** Start of MATERIAL FOR THIS TASK **

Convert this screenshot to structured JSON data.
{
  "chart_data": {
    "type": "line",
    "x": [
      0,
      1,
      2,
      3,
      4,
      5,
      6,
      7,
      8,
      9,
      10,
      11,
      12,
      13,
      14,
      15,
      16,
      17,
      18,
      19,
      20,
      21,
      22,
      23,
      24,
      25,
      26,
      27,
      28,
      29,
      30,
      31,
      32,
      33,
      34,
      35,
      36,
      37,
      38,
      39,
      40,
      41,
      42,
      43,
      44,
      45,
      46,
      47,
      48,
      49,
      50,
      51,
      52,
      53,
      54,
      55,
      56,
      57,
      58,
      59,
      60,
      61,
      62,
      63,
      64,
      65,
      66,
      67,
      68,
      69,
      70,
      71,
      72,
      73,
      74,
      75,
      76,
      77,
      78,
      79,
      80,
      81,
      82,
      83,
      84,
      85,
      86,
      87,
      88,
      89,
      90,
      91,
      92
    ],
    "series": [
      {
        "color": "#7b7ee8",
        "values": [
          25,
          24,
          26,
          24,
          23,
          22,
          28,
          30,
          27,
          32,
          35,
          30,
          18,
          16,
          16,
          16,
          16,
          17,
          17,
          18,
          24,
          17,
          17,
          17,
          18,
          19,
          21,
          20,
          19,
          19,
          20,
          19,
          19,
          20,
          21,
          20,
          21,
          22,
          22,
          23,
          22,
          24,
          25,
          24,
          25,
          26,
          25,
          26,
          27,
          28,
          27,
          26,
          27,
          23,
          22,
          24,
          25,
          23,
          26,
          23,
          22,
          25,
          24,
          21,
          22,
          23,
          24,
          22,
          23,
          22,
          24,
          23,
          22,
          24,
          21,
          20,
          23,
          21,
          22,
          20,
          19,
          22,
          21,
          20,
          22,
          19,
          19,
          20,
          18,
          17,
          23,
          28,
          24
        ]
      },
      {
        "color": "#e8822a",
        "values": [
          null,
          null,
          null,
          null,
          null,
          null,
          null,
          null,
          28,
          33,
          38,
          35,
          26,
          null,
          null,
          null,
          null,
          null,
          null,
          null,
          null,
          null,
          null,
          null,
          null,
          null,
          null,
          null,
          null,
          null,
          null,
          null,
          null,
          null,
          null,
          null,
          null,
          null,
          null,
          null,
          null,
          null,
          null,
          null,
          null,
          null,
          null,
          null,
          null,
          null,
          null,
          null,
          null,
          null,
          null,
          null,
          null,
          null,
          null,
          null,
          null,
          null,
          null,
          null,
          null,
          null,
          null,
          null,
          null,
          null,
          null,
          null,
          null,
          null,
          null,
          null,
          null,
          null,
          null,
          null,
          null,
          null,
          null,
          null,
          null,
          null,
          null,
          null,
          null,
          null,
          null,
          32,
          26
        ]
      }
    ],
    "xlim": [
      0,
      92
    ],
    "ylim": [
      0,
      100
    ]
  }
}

** End of MATERIAL FOR THIS TASK **

TASK: Your task is to reproduce all of the records exactly.

REPLY TO THE TASK:
Convert this screenshot to structured JSON data.
{
  "chart_data": {
    "type": "line",
    "x": [
      0,
      1,
      2,
      3,
      4,
      5,
      6,
      7,
      8,
      9,
      10,
      11,
      12,
      13,
      14,
      15,
      16,
      17,
      18,
      19,
      20,
      21,
      22,
      23,
      24,
      25,
      26,
      27,
      28,
      29,
      30,
      31,
      32,
      33,
      34,
      35,
      36,
      37,
      38,
      39,
      40,
      41,
      42,
      43,
      44,
      45,
      46,
      47,
      48,
      49,
      50,
      51,
      52,
      53,
      54,
      55,
      56,
      57,
      58,
      59,
      60,
      61,
      62,
      63,
      64,
      65,
      66,
      67,
      68,
      69,
      70,
      71,
      72,
      73,
      74,
      75,
      76,
      77,
      78,
      79,
      80,
      81,
      82,
      83,
      84,
      85,
      86,
      87,
      88,
      89,
      90,
      91,
      92
    ],
    "series": [
      {
        "color": "#7b7ee8",
        "values": [
          25,
          24,
          26,
          24,
          23,
          22,
          28,
          30,
          27,
          32,
          35,
          30,
          18,
          16,
          16,
          16,
          16,
          17,
          17,
          18,
          24,
          17,
          17,
          17,
          18,
          19,
          21,
          20,
          19,
          19,
          20,
          19,
          19,
          20,
          21,
          20,
          21,
          22,
          22,
          23,
          22,
          24,
          25,
          24,
          25,
          26,
          25,
          26,
          27,
          28,
          27,
          26,
          27,
          23,
          22,
          24,
          25,
          23,
          26,
          23,
          22,
          25,
          24,
          21,
          22,
          23,
          24,
          22,
          23,
          22,
          24,
          23,
          22,
          24,
          21,
          20,
          23,
          21,
          22,
          20,
          19,
          22,
          21,
          20,
          22,
          19,
          19,
          20,
          18,
          17,
          23,
          28,
          24
        ]
      },
      {
        "color": "#e8822a",
        "values": [
          null,
          null,
          null,
          null,
          null,
          null,
          null,
          null,
          28,
          33,
          38,
          35,
          26,
          null,
          null,
          null,
          null,
          null,
          null,
          null,
          null,
          null,
          null,
          null,
          null,
          null,
          null,
          null,
          null,
          null,
          null,
          null,
          null,
          null,
          null,
          null,
          null,
          null,
          null,
          null,
          null,
          null,
          null,
          null,
          null,
          null,
          null,
          null,
          null,
          null,
          null,
          null,
          null,
          null,
          null,
          null,
          null,
          null,
          null,
          null,
          null,
          null,
          null,
          null,
          null,
          null,
          null,
          null,
          null,
          null,
          null,
          null,
          null,
          null,
          null,
          null,
          null,
          null,
          null,
          null,
          null,
          null,
          null,
          null,
          null,
          null,
          null,
          null,
          null,
          null,
          null,
          32,
          26
        ]
      }
    ],
    "xlim": [
      0,
      92
    ],
    "ylim": [
      0,
      100
    ]
  }
}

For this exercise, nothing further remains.